↓

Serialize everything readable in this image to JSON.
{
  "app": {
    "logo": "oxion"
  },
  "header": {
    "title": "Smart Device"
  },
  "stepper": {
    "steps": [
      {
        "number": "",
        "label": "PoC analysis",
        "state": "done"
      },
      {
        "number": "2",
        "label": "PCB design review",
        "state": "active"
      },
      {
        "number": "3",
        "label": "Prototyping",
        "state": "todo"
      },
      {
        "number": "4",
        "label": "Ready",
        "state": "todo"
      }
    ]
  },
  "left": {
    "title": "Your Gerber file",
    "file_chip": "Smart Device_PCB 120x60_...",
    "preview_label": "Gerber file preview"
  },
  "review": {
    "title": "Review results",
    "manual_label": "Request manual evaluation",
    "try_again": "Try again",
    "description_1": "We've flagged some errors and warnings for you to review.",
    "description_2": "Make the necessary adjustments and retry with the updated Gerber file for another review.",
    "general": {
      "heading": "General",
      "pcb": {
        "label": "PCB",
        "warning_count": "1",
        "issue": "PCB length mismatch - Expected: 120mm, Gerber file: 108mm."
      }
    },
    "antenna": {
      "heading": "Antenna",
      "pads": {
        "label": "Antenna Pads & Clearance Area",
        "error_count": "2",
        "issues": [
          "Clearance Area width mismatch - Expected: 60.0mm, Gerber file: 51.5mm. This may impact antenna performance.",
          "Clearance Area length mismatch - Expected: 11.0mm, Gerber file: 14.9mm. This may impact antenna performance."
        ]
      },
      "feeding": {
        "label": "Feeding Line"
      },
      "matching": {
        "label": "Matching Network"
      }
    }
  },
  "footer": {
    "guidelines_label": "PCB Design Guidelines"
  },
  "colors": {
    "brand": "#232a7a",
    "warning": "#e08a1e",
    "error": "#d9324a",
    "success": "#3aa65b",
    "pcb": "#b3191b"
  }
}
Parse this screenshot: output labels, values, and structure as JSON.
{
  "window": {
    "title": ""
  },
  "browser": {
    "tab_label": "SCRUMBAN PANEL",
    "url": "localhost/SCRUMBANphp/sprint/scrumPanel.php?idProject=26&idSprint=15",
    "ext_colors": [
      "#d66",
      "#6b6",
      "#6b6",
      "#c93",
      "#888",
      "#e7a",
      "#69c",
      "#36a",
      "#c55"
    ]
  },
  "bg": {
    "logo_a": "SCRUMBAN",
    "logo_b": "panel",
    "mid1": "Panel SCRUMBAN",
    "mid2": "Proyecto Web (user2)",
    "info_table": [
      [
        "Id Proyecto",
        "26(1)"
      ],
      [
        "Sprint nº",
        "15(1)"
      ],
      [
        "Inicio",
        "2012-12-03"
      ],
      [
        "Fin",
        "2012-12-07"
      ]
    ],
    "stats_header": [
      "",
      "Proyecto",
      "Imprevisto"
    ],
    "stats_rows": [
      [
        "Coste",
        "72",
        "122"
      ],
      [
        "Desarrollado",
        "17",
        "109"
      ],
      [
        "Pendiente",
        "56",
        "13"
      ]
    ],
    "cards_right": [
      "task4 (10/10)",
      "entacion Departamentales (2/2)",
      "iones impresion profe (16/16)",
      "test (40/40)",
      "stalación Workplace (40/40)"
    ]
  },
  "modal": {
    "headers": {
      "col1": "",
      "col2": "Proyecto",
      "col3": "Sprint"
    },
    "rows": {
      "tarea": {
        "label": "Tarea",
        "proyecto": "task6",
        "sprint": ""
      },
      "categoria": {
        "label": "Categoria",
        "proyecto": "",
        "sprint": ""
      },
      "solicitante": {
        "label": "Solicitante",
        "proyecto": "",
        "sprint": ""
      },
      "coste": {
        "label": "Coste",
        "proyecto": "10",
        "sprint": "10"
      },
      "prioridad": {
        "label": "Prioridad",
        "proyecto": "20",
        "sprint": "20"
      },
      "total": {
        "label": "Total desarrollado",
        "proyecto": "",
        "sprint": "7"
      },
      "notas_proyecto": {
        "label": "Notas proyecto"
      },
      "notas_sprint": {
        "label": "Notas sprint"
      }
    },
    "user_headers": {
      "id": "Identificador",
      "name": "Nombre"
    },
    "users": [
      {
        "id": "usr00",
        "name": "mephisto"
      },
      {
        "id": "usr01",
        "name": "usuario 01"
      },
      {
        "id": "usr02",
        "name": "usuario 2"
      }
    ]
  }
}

↑

• _Directions for this task_: Among the records above, find each line holding the string "Smart" and pull it out.

• _Reply to the task_:
    "title": "Smart Device"
    "file_chip": "Smart Device_PCB 120x60_...",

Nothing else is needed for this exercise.